• **Data section**
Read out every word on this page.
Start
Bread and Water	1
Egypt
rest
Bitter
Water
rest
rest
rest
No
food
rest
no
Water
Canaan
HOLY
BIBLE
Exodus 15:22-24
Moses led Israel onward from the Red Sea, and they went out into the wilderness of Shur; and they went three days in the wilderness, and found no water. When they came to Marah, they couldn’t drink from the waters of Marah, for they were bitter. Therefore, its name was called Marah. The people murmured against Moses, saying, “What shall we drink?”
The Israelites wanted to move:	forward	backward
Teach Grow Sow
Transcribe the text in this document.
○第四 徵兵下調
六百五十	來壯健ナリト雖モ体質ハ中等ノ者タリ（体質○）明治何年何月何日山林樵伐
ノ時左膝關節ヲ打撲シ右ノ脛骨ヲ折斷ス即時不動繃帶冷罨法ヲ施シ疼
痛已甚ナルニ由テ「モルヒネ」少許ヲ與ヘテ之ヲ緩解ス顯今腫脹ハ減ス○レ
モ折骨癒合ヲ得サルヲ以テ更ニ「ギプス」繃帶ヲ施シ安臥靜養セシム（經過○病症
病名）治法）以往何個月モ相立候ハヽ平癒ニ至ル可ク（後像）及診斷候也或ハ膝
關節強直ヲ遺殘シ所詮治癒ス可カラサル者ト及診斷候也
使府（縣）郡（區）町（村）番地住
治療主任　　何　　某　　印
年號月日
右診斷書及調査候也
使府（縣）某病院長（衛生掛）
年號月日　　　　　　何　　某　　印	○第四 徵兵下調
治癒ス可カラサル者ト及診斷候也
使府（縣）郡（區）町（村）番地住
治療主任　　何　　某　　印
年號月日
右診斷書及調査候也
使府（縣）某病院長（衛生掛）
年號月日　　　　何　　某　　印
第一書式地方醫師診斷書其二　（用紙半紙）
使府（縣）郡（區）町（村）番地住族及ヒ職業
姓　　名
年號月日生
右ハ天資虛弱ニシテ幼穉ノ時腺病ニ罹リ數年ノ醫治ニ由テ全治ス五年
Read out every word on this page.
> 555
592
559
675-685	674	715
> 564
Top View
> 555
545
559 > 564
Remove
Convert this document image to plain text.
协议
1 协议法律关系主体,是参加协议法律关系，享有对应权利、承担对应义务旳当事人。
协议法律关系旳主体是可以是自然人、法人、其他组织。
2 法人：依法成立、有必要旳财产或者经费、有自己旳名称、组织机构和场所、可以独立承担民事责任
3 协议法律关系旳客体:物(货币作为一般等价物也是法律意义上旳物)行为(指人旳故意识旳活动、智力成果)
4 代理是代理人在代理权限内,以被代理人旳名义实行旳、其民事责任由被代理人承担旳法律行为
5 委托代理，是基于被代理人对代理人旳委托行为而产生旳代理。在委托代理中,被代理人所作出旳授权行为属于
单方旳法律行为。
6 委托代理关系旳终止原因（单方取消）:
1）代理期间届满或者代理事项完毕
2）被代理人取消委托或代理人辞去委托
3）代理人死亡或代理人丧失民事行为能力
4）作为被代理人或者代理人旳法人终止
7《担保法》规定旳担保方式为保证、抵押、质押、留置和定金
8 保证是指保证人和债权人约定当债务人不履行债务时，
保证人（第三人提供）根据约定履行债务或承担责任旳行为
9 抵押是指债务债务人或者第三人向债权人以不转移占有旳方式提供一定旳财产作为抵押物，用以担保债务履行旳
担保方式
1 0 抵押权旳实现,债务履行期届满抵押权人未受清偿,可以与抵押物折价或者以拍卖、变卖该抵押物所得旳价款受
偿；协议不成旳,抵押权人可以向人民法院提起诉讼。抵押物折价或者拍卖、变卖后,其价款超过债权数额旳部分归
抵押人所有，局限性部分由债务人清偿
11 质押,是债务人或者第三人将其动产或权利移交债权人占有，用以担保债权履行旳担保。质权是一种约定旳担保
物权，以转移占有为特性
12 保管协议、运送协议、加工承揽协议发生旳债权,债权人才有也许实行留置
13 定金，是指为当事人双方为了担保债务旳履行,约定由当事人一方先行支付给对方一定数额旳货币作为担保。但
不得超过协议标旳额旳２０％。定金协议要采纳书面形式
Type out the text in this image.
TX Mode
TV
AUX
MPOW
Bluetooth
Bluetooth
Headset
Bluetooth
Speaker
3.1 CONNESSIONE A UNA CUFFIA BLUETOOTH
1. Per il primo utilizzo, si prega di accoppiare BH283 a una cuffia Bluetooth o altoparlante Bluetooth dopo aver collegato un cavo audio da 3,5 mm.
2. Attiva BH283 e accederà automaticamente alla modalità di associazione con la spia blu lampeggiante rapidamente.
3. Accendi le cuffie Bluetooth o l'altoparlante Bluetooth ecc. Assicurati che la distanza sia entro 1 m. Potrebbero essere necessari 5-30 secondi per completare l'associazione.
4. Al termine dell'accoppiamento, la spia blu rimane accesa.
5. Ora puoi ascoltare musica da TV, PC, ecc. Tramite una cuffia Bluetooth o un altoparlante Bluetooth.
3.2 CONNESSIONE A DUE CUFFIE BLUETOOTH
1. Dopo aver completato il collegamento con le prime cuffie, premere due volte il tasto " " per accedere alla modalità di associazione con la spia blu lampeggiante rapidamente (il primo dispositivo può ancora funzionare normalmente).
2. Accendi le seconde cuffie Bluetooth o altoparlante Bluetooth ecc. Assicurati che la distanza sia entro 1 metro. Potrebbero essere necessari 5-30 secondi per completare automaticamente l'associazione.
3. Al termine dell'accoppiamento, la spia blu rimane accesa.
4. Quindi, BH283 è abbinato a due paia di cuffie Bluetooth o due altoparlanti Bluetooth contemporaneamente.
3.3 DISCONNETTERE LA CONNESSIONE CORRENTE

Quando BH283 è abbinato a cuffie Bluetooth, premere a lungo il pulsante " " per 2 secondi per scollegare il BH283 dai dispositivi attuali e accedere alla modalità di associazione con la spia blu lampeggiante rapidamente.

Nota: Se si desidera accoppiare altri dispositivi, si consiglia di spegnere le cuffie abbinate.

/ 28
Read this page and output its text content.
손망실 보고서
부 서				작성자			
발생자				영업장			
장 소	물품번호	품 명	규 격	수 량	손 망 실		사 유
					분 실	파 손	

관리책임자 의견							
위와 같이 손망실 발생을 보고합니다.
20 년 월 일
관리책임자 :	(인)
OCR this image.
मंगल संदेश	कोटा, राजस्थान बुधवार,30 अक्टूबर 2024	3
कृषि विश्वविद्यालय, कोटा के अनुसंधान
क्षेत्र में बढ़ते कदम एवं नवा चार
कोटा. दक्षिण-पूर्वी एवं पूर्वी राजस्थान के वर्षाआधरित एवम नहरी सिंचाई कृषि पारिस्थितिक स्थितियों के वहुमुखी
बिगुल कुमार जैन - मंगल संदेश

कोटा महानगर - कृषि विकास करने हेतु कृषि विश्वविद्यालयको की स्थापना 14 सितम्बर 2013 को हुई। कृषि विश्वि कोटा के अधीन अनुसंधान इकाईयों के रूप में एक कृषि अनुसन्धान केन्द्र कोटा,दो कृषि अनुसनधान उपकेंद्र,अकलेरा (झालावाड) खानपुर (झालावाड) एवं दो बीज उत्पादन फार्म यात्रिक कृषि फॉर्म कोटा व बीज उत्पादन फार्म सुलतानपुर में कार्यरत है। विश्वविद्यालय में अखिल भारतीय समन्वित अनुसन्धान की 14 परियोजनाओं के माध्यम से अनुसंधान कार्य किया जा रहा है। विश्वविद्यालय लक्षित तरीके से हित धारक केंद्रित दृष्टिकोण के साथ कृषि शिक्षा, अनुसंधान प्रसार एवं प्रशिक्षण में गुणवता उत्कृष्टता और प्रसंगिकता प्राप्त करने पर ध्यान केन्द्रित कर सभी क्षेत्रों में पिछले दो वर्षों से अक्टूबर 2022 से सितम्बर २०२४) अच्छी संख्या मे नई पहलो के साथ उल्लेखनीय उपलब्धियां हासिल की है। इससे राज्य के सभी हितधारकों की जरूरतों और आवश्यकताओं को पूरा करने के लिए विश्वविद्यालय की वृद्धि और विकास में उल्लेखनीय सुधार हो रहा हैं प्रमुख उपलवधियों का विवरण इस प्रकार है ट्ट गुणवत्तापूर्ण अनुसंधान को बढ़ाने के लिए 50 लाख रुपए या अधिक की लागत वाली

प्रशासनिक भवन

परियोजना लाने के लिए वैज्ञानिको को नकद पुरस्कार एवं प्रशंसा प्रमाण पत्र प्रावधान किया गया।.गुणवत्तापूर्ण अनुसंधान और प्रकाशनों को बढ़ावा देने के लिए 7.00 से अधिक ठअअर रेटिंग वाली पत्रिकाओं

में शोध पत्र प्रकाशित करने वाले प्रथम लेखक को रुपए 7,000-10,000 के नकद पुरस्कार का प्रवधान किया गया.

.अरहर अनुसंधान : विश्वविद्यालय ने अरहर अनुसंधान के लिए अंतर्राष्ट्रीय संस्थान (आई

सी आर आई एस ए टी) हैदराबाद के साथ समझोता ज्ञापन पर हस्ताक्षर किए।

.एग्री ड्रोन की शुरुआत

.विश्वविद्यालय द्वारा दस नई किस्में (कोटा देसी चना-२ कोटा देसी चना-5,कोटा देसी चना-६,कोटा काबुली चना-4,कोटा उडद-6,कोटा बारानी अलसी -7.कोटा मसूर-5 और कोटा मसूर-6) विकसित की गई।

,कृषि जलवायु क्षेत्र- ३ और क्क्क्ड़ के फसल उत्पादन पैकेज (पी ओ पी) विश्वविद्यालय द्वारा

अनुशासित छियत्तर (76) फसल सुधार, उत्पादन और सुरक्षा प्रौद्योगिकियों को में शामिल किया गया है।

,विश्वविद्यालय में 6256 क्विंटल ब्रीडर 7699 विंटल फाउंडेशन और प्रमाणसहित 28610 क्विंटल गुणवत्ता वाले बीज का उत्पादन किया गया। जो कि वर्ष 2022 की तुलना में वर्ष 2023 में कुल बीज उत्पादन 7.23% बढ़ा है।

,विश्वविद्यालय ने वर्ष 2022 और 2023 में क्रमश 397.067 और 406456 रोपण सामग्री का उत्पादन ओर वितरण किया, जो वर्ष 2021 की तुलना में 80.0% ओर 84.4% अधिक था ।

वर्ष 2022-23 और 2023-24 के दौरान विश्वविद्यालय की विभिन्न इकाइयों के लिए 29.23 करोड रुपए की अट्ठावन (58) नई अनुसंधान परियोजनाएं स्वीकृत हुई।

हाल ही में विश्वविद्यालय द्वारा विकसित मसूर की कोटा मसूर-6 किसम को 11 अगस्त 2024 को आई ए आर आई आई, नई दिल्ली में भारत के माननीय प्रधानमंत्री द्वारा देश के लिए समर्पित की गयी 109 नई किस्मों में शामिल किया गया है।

• **Given exercise**
Reproduce each line holding the word "lampeggiante".

• **The answer**
2. Attiva BH283 e accederà automaticamente alla modalità di associazione con la spia blu lampeggiante rapidamente.
1. Dopo aver completato il collegamento con le prime cuffie, premere due volte il tasto " " per accedere alla modalità di associazione con la spia blu lampeggiante rapidamente (il primo dispositivo può ancora funzionare normalmente).
Quando BH283 è abbinato a cuffie Bluetooth, premere a lungo il pulsante " " per 2 secondi per scollegare il BH283 dai dispositivi attuali e accedere alla modalità di associazione con la spia blu lampeggiante rapidamente.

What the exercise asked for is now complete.